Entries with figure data
=-=-=

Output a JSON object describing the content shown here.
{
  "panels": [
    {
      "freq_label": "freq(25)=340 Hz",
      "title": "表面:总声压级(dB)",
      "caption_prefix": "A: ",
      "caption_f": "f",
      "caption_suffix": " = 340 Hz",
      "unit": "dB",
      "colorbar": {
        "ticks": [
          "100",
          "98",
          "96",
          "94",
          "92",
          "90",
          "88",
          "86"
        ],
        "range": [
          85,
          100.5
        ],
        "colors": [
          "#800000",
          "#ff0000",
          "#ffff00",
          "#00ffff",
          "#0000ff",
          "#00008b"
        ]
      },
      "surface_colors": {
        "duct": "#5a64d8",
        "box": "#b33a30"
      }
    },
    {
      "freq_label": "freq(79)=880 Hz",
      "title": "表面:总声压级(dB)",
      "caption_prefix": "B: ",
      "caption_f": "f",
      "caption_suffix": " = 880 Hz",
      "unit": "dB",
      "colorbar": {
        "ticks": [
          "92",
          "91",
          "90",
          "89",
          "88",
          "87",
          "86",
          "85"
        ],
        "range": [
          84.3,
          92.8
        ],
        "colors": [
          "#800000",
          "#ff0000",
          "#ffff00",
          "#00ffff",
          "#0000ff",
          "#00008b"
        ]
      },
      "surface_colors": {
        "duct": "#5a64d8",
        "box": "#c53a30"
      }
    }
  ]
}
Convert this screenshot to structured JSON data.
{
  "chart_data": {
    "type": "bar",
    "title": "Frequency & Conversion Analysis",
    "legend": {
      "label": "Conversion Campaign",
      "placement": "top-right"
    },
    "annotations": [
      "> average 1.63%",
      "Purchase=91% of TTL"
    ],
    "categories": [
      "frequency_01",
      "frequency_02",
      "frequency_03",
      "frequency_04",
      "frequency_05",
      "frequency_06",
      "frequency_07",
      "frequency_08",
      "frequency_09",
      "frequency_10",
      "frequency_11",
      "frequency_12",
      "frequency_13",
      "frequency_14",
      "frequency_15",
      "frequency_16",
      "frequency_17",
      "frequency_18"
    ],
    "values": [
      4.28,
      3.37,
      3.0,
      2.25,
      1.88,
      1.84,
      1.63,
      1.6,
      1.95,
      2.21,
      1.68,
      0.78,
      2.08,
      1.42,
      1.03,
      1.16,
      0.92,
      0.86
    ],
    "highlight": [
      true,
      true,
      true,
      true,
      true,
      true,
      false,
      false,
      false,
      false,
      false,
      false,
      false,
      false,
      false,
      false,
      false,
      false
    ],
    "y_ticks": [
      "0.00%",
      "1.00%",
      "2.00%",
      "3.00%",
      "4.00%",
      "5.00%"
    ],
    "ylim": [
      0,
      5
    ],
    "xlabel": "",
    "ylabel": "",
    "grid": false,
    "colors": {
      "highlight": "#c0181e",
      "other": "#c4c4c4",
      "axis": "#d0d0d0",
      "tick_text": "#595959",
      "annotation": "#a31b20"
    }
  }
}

=-=-=

- Direction: Search the lines above for the string "JSON", then show every one that has it.

- Full solution:
Output a JSON object describing the content shown here.
Convert this screenshot to structured JSON data.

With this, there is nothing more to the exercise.